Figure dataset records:
* * *

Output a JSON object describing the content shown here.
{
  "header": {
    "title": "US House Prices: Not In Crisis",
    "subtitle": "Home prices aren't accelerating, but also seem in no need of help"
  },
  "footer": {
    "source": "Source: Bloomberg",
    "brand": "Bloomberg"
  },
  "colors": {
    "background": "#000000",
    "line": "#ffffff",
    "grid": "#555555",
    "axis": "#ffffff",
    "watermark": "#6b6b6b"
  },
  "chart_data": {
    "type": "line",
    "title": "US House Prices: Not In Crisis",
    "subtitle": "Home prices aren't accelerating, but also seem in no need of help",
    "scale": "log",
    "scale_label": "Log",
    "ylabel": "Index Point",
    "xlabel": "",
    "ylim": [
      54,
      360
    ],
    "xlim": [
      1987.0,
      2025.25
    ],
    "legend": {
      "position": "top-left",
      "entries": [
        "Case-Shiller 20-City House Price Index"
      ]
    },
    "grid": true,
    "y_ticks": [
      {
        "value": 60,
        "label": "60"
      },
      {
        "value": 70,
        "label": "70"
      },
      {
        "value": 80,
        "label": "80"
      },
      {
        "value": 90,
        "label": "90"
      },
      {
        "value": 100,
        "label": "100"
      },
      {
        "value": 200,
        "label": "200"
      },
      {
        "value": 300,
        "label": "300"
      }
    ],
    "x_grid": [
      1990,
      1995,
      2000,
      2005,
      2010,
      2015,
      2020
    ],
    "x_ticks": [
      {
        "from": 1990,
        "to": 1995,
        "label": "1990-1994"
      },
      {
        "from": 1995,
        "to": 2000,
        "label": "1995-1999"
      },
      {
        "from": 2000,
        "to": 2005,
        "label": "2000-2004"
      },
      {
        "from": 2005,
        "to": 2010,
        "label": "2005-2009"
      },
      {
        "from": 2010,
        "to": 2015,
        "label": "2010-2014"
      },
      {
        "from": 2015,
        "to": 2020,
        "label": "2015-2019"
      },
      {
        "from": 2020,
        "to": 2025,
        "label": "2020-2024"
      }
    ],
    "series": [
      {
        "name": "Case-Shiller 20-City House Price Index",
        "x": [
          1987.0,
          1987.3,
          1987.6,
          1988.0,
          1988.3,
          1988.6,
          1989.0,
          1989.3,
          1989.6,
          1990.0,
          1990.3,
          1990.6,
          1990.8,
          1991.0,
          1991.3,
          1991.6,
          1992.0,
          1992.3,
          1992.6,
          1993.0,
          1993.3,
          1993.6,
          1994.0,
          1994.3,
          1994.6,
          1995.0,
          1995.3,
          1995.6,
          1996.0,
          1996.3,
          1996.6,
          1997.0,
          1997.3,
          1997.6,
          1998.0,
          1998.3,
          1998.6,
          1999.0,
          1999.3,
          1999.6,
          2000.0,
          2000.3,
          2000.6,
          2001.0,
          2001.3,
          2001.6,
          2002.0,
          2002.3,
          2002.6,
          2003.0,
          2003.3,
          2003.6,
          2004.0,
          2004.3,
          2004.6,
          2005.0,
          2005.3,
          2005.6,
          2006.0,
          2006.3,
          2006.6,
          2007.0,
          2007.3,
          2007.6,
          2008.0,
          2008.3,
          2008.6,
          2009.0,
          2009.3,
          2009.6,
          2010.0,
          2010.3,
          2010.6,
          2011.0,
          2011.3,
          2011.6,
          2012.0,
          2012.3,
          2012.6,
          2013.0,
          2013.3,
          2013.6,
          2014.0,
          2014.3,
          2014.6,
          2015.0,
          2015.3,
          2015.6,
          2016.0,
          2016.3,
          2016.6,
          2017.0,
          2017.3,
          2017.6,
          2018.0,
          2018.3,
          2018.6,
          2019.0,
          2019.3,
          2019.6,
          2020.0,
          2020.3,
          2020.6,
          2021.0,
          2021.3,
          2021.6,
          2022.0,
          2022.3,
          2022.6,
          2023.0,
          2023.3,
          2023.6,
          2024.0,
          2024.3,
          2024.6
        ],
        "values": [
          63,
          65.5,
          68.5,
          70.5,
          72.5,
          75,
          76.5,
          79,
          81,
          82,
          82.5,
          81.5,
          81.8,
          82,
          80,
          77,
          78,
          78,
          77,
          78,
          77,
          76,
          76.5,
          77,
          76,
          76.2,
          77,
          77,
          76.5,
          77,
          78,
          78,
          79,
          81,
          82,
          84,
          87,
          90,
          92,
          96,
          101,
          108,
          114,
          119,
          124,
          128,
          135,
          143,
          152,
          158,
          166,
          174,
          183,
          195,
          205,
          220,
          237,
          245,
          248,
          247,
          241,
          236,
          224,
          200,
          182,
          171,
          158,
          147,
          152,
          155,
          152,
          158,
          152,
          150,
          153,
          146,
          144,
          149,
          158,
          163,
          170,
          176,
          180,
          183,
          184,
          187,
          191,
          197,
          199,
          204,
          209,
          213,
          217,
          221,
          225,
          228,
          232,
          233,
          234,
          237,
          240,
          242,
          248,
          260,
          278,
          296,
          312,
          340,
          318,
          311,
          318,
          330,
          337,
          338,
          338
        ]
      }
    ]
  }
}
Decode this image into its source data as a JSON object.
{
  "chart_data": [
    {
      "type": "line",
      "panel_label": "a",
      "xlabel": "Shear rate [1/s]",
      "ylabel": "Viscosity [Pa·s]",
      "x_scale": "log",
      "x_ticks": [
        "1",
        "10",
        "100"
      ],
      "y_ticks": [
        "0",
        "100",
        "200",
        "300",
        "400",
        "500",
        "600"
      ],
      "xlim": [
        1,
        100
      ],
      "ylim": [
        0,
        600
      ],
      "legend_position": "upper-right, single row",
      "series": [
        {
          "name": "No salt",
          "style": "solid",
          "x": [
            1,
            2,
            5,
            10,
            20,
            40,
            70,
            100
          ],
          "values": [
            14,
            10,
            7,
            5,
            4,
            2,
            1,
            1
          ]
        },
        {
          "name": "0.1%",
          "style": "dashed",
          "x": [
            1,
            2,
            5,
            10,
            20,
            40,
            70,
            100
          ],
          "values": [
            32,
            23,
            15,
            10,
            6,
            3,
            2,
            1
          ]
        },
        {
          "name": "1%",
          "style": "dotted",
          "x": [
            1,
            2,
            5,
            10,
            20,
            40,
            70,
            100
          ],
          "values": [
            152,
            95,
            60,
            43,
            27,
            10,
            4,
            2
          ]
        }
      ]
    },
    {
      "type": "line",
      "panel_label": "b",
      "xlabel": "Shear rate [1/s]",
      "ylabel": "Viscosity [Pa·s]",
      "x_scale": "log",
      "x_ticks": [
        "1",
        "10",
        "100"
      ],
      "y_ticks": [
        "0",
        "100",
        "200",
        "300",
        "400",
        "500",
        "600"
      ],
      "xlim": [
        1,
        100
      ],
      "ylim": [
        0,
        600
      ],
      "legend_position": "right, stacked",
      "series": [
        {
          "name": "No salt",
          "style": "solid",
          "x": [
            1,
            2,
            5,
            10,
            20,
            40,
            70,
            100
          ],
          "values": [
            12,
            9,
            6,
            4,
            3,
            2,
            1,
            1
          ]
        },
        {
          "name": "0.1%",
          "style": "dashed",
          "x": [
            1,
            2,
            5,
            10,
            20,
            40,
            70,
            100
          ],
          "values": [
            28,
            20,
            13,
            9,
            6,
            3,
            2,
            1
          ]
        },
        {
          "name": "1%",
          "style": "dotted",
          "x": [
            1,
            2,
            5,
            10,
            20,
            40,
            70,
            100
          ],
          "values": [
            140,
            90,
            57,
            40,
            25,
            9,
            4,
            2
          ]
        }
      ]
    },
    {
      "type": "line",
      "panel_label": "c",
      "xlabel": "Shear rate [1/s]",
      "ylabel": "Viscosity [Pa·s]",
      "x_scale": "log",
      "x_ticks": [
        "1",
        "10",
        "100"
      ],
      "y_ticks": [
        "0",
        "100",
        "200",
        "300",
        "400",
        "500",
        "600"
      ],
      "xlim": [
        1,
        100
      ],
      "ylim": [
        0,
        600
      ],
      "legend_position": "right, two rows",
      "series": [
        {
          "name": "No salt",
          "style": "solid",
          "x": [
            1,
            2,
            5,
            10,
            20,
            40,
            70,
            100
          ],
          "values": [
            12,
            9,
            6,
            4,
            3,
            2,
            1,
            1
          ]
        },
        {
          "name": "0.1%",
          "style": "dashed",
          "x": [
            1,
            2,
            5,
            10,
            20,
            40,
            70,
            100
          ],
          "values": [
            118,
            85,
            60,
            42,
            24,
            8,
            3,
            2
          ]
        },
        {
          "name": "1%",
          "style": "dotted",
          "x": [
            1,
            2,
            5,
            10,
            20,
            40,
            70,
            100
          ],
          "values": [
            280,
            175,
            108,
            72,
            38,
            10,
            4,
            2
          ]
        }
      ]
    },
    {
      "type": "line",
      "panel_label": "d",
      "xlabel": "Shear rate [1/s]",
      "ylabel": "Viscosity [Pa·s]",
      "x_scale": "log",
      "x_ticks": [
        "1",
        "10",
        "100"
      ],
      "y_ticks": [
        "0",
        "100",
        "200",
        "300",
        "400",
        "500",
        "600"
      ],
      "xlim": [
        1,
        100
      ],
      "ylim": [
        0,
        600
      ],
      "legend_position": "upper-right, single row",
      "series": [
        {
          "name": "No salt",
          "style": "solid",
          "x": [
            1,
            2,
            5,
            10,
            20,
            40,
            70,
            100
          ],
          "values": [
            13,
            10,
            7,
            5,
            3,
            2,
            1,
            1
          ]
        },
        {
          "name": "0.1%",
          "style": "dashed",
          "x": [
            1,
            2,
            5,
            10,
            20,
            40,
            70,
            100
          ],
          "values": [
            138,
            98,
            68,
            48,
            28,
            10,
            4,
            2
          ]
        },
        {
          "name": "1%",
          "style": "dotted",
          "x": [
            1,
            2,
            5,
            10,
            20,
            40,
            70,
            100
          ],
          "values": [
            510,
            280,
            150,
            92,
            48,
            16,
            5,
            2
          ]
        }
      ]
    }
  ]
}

* * *

* _REQUIRED TASK_:
Each line of the material above either contains the word "Bloomberg" or does not; state how many do, and nothing else.

* _THE REPLY_:
2